# Exercise goal
Your task is to repeat the entries exactly. Leave the pictures out.

(Part of a data file)

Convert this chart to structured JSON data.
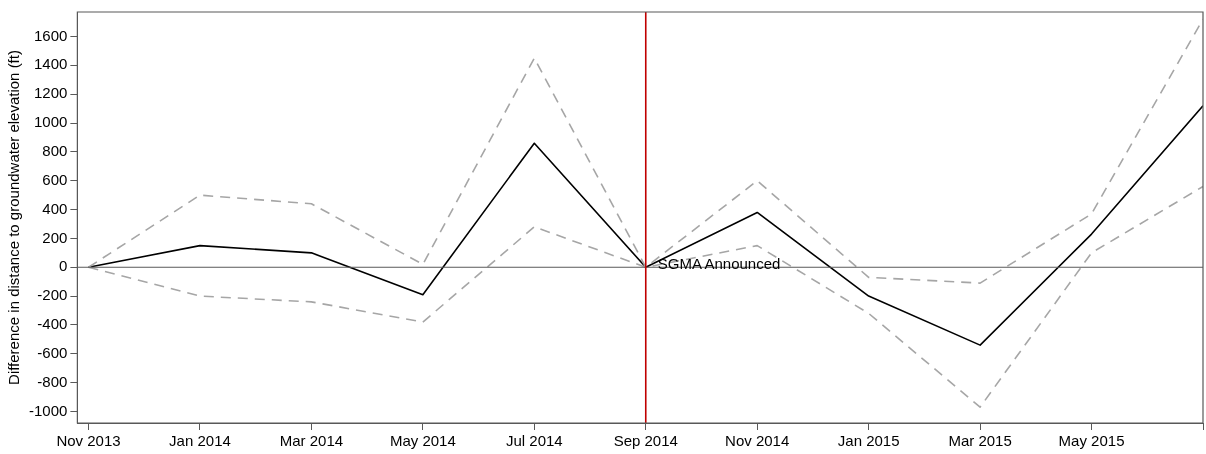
{
  "chart_data": {
    "type": "line",
    "ylabel": "Difference in distance to groundwater elevation (ft)",
    "categories": [
      "Nov 2013",
      "Jan 2014",
      "Mar 2014",
      "May 2014",
      "Jul 2014",
      "Sep 2014",
      "Nov 2014",
      "Jan 2015",
      "Mar 2015",
      "May 2015",
      null
    ],
    "series": [
      {
        "color": "#a6a6a6",
        "line_style": "dashed",
        "values": [
          0,
          500,
          440,
          20,
          1450,
          0,
          600,
          -70,
          -110,
          370,
          1720
        ]
      },
      {
        "color": "#a6a6a6",
        "line_style": "dashed",
        "values": [
          0,
          -200,
          -240,
          -380,
          280,
          0,
          150,
          -320,
          -970,
          100,
          560
        ]
      },
      {
        "color": "#000000",
        "line_style": "solid",
        "values": [
          0,
          150,
          100,
          -190,
          860,
          0,
          380,
          -200,
          -540,
          230,
          1120
        ]
      }
    ],
    "ylim": [
      -1080,
      1770
    ],
    "yticks": [
      -1000,
      -800,
      -600,
      -400,
      -200,
      0,
      200,
      400,
      600,
      800,
      1000,
      1200,
      1400,
      1600
    ],
    "ref_lines": [
      {
        "axis": "y",
        "value": 0,
        "color": "#595959"
      },
      {
        "axis": "x",
        "value": "Sep 2014",
        "label": "SGMA Announced",
        "color": "#c00000"
      }
    ],
    "grid": false,
    "legend": false,
    "marker": "none"
  }
}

# Task response
Convert this chart to structured JSON data.
{
  "chart_data": {
    "type": "line",
    "ylabel": "Difference in distance to groundwater elevation (ft)",
    "categories": [
      "Nov 2013",
      "Jan 2014",
      "Mar 2014",
      "May 2014",
      "Jul 2014",
      "Sep 2014",
      "Nov 2014",
      "Jan 2015",
      "Mar 2015",
      "May 2015",
      null
    ],
    "series": [
      {
        "color": "#a6a6a6",
        "line_style": "dashed",
        "values": [
          0,
          500,
          440,
          20,
          1450,
          0,
          600,
          -70,
          -110,
          370,
          1720
        ]
      },
      {
        "color": "#a6a6a6",
        "line_style": "dashed",
        "values": [
          0,
          -200,
          -240,
          -380,
          280,
          0,
          150,
          -320,
          -970,
          100,
          560
        ]
      },
      {
        "color": "#000000",
        "line_style": "solid",
        "values": [
          0,
          150,
          100,
          -190,
          860,
          0,
          380,
          -200,
          -540,
          230,
          1120
        ]
      }
    ],
    "ylim": [
      -1080,
      1770
    ],
    "yticks": [
      -1000,
      -800,
      -600,
      -400,
      -200,
      0,
      200,
      400,
      600,
      800,
      1000,
      1200,
      1400,
      1600
    ],
    "ref_lines": [
      {
        "axis": "y",
        "value": 0,
        "color": "#595959"
      },
      {
        "axis": "x",
        "value": "Sep 2014",
        "label": "SGMA Announced",
        "color": "#c00000"
      }
    ],
    "grid": false,
    "legend": false,
    "marker": "none"
  }
}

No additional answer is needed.